[Source data]
+ + + + +

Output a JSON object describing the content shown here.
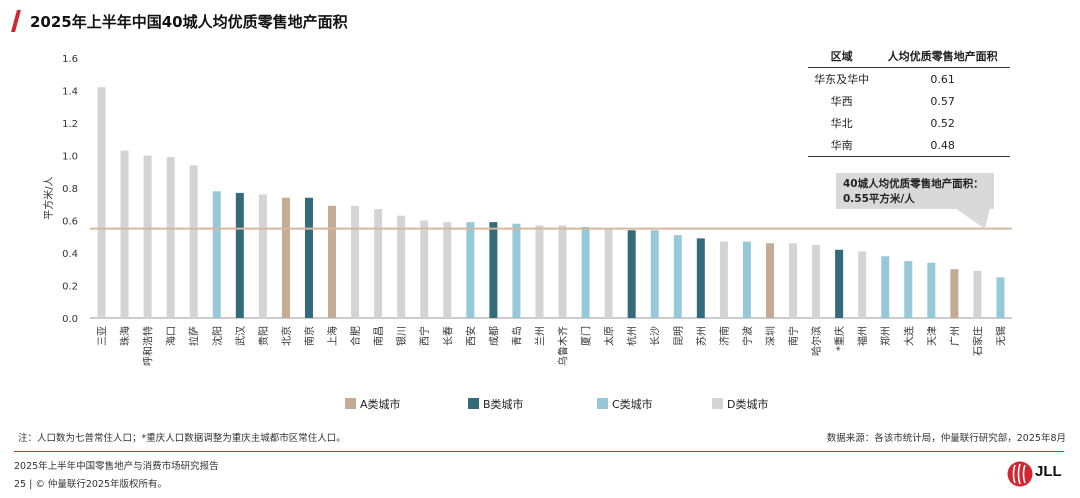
{
  "title": "2025年上半年中国40城人均优质零售地产面积",
  "chart_data": {
    "type": "bar",
    "ylabel": "平方米/人",
    "ylim": [
      0,
      1.6
    ],
    "yticks": [
      "0.0",
      "0.2",
      "0.4",
      "0.6",
      "0.8",
      "1.0",
      "1.2",
      "1.4",
      "1.6"
    ],
    "average": 0.55,
    "categories": [
      "三亚",
      "珠海",
      "呼和浩特",
      "海口",
      "拉萨",
      "沈阳",
      "武汉",
      "贵阳",
      "北京",
      "南京",
      "上海",
      "合肥",
      "南昌",
      "银川",
      "西宁",
      "长春",
      "西安",
      "成都",
      "青岛",
      "兰州",
      "乌鲁木齐",
      "厦门",
      "太原",
      "杭州",
      "长沙",
      "昆明",
      "苏州",
      "济南",
      "宁波",
      "深圳",
      "南宁",
      "哈尔滨",
      "*重庆",
      "福州",
      "郑州",
      "大连",
      "天津",
      "广州",
      "石家庄",
      "无锡"
    ],
    "values": [
      1.42,
      1.03,
      1.0,
      0.99,
      0.94,
      0.78,
      0.77,
      0.76,
      0.74,
      0.74,
      0.69,
      0.69,
      0.67,
      0.63,
      0.6,
      0.59,
      0.59,
      0.59,
      0.58,
      0.57,
      0.57,
      0.56,
      0.55,
      0.54,
      0.54,
      0.51,
      0.49,
      0.47,
      0.47,
      0.46,
      0.46,
      0.45,
      0.42,
      0.41,
      0.38,
      0.35,
      0.34,
      0.3,
      0.29,
      0.25
    ],
    "classes": [
      "D",
      "D",
      "D",
      "D",
      "D",
      "C",
      "B",
      "D",
      "A",
      "B",
      "A",
      "D",
      "D",
      "D",
      "D",
      "D",
      "C",
      "B",
      "C",
      "D",
      "D",
      "C",
      "D",
      "B",
      "C",
      "C",
      "B",
      "D",
      "C",
      "A",
      "D",
      "D",
      "B",
      "D",
      "C",
      "C",
      "C",
      "A",
      "D",
      "C"
    ],
    "legend": [
      {
        "key": "A",
        "label": "A类城市",
        "color": "#c4ab94"
      },
      {
        "key": "B",
        "label": "B类城市",
        "color": "#336b7a"
      },
      {
        "key": "C",
        "label": "C类城市",
        "color": "#96c8d8"
      },
      {
        "key": "D",
        "label": "D类城市",
        "color": "#d4d4d4"
      }
    ],
    "average_line_color": "#d6b89d"
  },
  "region_table": {
    "headers": [
      "区域",
      "人均优质零售地产面积"
    ],
    "rows": [
      [
        "华东及华中",
        "0.61"
      ],
      [
        "华西",
        "0.57"
      ],
      [
        "华北",
        "0.52"
      ],
      [
        "华南",
        "0.48"
      ]
    ]
  },
  "callout": {
    "line1": "40城人均优质零售地产面积：",
    "line2": "0.55平方米/人"
  },
  "note": "注：人口数为七普常住人口；*重庆人口数据调整为重庆主城都市区常住人口。",
  "source": "数据来源：各该市统计局，仲量联行研究部，2025年8月",
  "footer": {
    "report": "2025年上半年中国零售地产与消费市场研究报告",
    "copyright": "25 | © 仲量联行2025年版权所有。",
    "logo_text": "JLL"
  },
  "colors": {
    "accent": "#d22630"
  }
}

+ + + + +

Written instruction | Copy the records word for word, leaving no picture in the copy.

Correct output |
Output a JSON object describing the content shown here.
{
  "title": "2025年上半年中国40城人均优质零售地产面积",
  "chart_data": {
    "type": "bar",
    "ylabel": "平方米/人",
    "ylim": [
      0,
      1.6
    ],
    "yticks": [
      "0.0",
      "0.2",
      "0.4",
      "0.6",
      "0.8",
      "1.0",
      "1.2",
      "1.4",
      "1.6"
    ],
    "average": 0.55,
    "categories": [
      "三亚",
      "珠海",
      "呼和浩特",
      "海口",
      "拉萨",
      "沈阳",
      "武汉",
      "贵阳",
      "北京",
      "南京",
      "上海",
      "合肥",
      "南昌",
      "银川",
      "西宁",
      "长春",
      "西安",
      "成都",
      "青岛",
      "兰州",
      "乌鲁木齐",
      "厦门",
      "太原",
      "杭州",
      "长沙",
      "昆明",
      "苏州",
      "济南",
      "宁波",
      "深圳",
      "南宁",
      "哈尔滨",
      "*重庆",
      "福州",
      "郑州",
      "大连",
      "天津",
      "广州",
      "石家庄",
      "无锡"
    ],
    "values": [
      1.42,
      1.03,
      1.0,
      0.99,
      0.94,
      0.78,
      0.77,
      0.76,
      0.74,
      0.74,
      0.69,
      0.69,
      0.67,
      0.63,
      0.6,
      0.59,
      0.59,
      0.59,
      0.58,
      0.57,
      0.57,
      0.56,
      0.55,
      0.54,
      0.54,
      0.51,
      0.49,
      0.47,
      0.47,
      0.46,
      0.46,
      0.45,
      0.42,
      0.41,
      0.38,
      0.35,
      0.34,
      0.3,
      0.29,
      0.25
    ],
    "classes": [
      "D",
      "D",
      "D",
      "D",
      "D",
      "C",
      "B",
      "D",
      "A",
      "B",
      "A",
      "D",
      "D",
      "D",
      "D",
      "D",
      "C",
      "B",
      "C",
      "D",
      "D",
      "C",
      "D",
      "B",
      "C",
      "C",
      "B",
      "D",
      "C",
      "A",
      "D",
      "D",
      "B",
      "D",
      "C",
      "C",
      "C",
      "A",
      "D",
      "C"
    ],
    "legend": [
      {
        "key": "A",
        "label": "A类城市",
        "color": "#c4ab94"
      },
      {
        "key": "B",
        "label": "B类城市",
        "color": "#336b7a"
      },
      {
        "key": "C",
        "label": "C类城市",
        "color": "#96c8d8"
      },
      {
        "key": "D",
        "label": "D类城市",
        "color": "#d4d4d4"
      }
    ],
    "average_line_color": "#d6b89d"
  },
  "region_table": {
    "headers": [
      "区域",
      "人均优质零售地产面积"
    ],
    "rows": [
      [
        "华东及华中",
        "0.61"
      ],
      [
        "华西",
        "0.57"
      ],
      [
        "华北",
        "0.52"
      ],
      [
        "华南",
        "0.48"
      ]
    ]
  },
  "callout": {
    "line1": "40城人均优质零售地产面积：",
    "line2": "0.55平方米/人"
  },
  "note": "注：人口数为七普常住人口；*重庆人口数据调整为重庆主城都市区常住人口。",
  "source": "数据来源：各该市统计局，仲量联行研究部，2025年8月",
  "footer": {
    "report": "2025年上半年中国零售地产与消费市场研究报告",
    "copyright": "25 | © 仲量联行2025年版权所有。",
    "logo_text": "JLL"
  },
  "colors": {
    "accent": "#d22630"
  }
}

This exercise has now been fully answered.